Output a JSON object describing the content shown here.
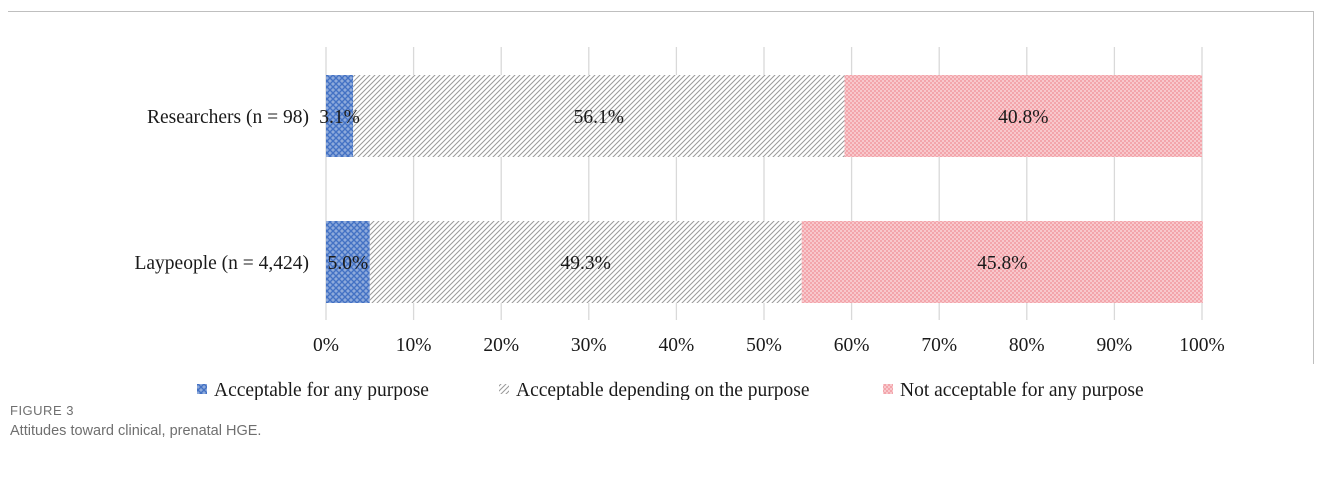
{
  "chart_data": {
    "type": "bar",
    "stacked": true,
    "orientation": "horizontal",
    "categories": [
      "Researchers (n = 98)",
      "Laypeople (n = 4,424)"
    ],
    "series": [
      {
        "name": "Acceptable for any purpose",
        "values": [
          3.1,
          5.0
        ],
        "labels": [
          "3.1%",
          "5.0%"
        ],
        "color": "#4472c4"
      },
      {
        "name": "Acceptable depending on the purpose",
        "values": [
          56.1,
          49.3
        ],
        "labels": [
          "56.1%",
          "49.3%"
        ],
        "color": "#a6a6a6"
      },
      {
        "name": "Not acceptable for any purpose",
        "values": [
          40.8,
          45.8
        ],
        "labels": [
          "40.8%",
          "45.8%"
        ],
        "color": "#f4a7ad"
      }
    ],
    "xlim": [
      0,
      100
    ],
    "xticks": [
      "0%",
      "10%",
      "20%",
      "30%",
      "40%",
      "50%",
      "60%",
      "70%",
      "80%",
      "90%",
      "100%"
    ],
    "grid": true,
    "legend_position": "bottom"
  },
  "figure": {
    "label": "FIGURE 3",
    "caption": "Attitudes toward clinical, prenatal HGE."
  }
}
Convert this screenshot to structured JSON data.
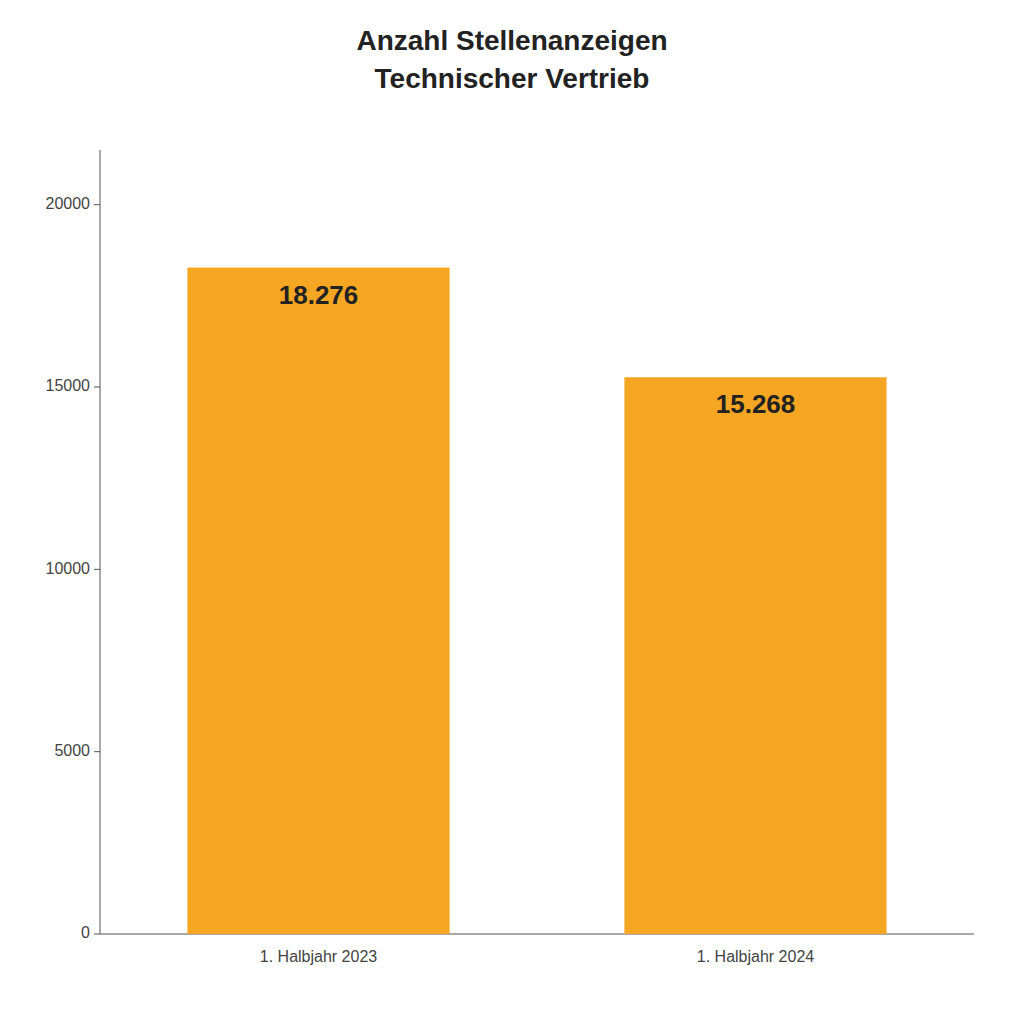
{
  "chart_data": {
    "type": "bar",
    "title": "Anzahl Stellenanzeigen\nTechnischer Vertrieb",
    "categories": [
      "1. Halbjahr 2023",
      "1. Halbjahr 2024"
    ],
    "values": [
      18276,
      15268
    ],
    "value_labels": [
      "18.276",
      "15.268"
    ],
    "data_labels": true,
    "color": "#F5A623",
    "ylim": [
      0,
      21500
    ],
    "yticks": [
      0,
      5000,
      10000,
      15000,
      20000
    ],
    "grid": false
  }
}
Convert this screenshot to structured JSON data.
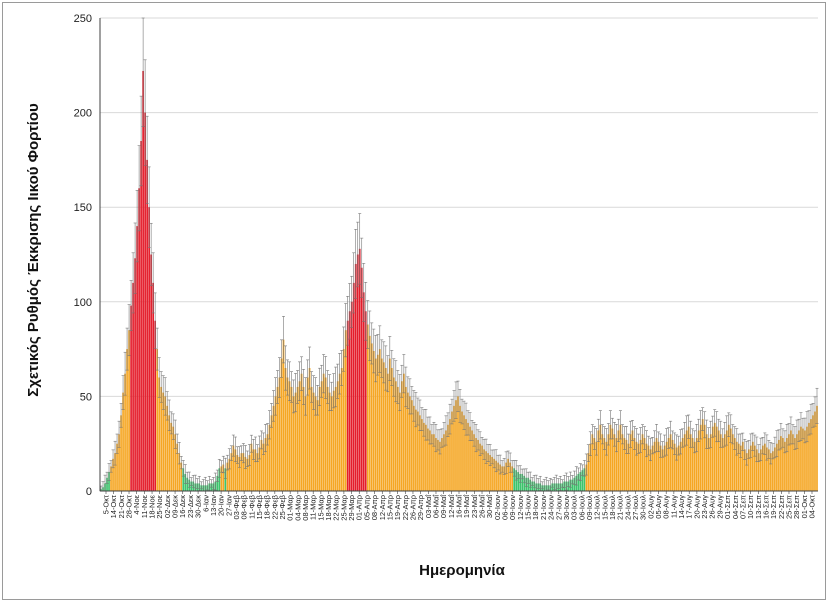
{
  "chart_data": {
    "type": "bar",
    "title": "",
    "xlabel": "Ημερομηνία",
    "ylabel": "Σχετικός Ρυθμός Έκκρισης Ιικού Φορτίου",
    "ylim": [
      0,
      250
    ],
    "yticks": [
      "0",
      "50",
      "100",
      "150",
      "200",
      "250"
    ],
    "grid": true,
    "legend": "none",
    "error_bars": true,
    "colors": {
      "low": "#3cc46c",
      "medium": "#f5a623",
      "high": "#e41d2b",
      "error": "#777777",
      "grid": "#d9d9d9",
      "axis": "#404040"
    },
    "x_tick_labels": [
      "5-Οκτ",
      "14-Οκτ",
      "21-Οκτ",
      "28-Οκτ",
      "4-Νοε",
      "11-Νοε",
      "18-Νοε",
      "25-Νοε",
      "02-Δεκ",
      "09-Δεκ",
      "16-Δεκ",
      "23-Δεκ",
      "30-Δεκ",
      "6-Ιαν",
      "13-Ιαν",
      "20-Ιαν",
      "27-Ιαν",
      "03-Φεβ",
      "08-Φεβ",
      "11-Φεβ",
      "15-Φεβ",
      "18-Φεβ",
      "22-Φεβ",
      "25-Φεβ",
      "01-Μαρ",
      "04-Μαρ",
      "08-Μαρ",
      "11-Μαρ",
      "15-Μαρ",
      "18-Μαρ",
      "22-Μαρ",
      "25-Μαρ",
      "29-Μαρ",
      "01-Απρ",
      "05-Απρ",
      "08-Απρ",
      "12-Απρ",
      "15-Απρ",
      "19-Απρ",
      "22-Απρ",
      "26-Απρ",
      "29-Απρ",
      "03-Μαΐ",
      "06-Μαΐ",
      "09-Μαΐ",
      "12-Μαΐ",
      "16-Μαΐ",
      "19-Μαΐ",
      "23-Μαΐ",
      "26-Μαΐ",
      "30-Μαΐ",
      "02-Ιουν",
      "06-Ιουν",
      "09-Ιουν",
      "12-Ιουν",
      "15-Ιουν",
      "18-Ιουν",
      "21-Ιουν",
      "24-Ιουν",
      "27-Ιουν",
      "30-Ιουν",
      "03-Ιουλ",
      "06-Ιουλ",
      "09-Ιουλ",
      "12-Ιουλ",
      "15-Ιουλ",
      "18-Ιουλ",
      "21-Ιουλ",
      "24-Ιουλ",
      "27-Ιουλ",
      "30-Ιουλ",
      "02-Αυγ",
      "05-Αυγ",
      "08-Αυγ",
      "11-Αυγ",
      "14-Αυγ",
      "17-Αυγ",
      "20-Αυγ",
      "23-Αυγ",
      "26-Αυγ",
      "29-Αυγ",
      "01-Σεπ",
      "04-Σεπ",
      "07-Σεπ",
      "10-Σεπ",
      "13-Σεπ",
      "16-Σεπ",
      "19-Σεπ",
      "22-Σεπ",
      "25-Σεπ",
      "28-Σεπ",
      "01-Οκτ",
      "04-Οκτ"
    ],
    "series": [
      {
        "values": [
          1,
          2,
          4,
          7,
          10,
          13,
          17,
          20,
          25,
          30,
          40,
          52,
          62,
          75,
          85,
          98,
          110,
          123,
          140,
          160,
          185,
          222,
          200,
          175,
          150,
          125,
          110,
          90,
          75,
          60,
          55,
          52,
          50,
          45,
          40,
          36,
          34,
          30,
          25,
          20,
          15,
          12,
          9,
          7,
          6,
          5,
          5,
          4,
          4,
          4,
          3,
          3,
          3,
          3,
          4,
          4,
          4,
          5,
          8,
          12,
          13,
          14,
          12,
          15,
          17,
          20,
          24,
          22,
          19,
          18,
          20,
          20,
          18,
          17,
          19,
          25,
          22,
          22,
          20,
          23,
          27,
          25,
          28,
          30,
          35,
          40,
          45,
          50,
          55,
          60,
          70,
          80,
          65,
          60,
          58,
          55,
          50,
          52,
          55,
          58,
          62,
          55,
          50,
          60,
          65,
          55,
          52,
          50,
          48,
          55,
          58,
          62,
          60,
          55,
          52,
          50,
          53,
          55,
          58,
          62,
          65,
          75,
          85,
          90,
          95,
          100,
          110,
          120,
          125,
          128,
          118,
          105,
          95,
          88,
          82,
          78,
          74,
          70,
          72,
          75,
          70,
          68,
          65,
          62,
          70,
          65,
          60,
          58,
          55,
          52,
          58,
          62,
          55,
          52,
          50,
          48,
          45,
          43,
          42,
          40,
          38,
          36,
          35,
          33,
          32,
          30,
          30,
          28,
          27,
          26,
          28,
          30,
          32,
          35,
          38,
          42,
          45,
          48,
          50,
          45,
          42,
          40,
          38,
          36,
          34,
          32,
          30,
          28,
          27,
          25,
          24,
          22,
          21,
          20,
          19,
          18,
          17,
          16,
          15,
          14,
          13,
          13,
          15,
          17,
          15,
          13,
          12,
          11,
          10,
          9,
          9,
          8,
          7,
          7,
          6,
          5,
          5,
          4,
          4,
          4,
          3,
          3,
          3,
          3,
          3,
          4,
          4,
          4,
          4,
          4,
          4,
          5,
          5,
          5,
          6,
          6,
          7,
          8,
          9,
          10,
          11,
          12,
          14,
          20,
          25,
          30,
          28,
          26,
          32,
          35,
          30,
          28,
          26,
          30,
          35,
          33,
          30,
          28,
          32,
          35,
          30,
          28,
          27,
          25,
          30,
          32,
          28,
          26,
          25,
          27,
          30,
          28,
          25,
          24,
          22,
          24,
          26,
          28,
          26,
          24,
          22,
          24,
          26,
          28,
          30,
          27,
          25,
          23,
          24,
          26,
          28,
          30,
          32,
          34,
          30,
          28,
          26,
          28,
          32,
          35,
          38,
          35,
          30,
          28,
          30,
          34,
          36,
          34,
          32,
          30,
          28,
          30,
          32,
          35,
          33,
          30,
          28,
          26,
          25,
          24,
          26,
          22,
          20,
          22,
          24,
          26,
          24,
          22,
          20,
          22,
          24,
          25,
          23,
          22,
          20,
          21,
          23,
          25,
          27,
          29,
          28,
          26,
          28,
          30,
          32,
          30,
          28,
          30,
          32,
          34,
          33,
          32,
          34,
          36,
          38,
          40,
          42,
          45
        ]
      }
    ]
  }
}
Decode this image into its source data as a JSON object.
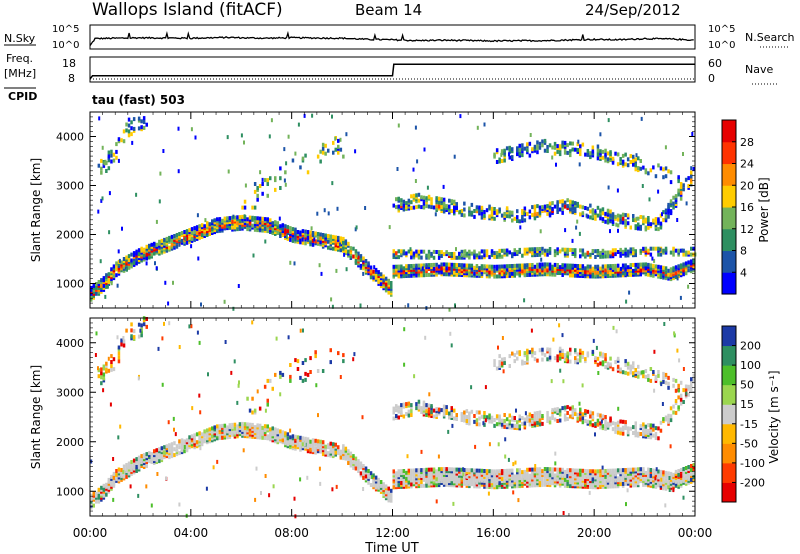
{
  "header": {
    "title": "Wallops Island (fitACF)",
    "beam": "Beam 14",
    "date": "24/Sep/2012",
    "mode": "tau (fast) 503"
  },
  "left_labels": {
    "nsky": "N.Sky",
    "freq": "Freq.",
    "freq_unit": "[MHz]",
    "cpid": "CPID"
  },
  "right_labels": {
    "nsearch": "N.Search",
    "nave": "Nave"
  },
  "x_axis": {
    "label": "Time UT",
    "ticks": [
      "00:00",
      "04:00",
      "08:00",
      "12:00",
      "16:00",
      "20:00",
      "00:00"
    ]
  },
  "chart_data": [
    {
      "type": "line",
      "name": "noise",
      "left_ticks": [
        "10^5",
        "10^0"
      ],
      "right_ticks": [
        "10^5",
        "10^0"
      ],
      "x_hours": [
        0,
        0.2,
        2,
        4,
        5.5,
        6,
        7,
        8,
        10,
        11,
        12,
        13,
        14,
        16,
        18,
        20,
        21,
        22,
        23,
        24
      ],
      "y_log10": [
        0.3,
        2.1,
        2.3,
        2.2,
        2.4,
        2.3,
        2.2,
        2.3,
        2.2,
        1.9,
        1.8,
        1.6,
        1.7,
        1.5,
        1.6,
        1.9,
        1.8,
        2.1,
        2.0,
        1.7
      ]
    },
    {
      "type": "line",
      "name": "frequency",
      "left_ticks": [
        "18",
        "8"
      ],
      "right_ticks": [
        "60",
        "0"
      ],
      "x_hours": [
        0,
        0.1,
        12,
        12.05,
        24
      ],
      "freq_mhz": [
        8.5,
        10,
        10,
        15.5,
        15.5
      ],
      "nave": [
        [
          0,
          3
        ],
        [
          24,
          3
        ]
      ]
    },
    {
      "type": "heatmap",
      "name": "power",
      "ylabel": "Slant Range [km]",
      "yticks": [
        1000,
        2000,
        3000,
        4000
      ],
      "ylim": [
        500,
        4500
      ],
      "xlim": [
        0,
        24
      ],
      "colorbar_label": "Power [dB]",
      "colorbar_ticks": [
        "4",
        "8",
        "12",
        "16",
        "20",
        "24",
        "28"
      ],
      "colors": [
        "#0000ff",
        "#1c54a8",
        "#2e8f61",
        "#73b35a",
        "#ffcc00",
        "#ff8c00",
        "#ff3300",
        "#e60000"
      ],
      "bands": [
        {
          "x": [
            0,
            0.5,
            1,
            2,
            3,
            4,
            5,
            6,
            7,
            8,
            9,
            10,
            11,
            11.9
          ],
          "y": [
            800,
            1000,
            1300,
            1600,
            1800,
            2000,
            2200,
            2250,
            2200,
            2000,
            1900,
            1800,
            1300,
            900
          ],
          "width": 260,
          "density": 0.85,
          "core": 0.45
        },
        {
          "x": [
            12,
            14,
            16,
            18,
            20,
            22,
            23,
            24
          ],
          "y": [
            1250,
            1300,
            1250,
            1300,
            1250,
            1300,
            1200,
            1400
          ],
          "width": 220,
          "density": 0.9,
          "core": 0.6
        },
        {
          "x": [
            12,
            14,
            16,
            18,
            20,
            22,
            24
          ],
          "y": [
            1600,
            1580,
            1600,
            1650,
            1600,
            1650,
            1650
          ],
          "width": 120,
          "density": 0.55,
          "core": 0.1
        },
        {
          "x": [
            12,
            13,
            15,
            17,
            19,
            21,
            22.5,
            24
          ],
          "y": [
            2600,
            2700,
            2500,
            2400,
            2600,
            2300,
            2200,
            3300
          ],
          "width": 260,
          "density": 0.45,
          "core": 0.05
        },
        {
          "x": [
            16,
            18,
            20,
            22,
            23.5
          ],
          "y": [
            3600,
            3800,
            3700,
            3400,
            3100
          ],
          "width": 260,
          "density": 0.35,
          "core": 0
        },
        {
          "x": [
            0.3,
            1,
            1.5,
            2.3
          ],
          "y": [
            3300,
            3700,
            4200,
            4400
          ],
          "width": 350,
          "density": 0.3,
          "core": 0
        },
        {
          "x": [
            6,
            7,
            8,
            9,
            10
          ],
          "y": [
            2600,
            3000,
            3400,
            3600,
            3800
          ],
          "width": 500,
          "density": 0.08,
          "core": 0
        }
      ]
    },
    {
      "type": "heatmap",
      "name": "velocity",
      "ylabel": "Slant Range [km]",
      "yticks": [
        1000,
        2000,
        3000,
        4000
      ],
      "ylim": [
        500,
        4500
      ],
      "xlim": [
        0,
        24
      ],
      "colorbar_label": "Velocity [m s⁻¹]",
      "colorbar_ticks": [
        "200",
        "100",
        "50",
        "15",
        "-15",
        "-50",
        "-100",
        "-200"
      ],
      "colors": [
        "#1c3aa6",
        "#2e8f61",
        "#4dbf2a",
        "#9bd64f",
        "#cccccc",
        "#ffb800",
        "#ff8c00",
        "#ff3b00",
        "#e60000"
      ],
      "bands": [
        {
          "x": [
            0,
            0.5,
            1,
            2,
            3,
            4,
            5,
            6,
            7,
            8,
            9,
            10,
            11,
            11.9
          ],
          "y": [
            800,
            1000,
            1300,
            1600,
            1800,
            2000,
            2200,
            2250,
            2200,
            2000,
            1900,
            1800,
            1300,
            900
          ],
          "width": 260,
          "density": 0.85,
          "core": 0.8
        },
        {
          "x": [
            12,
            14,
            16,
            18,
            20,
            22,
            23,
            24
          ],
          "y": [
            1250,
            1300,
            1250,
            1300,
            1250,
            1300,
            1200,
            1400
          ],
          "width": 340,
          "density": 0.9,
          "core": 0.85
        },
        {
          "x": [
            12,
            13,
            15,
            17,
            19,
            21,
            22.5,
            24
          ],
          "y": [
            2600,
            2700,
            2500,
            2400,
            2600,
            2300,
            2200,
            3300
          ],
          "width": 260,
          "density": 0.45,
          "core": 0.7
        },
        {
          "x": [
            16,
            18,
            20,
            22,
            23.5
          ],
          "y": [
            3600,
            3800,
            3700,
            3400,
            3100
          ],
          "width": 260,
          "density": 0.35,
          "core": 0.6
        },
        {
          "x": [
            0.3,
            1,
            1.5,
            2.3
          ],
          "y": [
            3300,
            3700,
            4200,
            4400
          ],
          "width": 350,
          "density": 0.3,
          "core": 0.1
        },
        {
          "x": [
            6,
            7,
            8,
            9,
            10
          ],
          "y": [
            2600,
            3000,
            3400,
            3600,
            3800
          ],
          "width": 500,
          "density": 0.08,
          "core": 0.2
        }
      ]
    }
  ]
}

▶ **Short exercise**
Each line holding "object" must be found and copied.

▶ **Solution for this problem**
Output a JSON object describing the content shown here.
Decode this image into its source data as a JSON object.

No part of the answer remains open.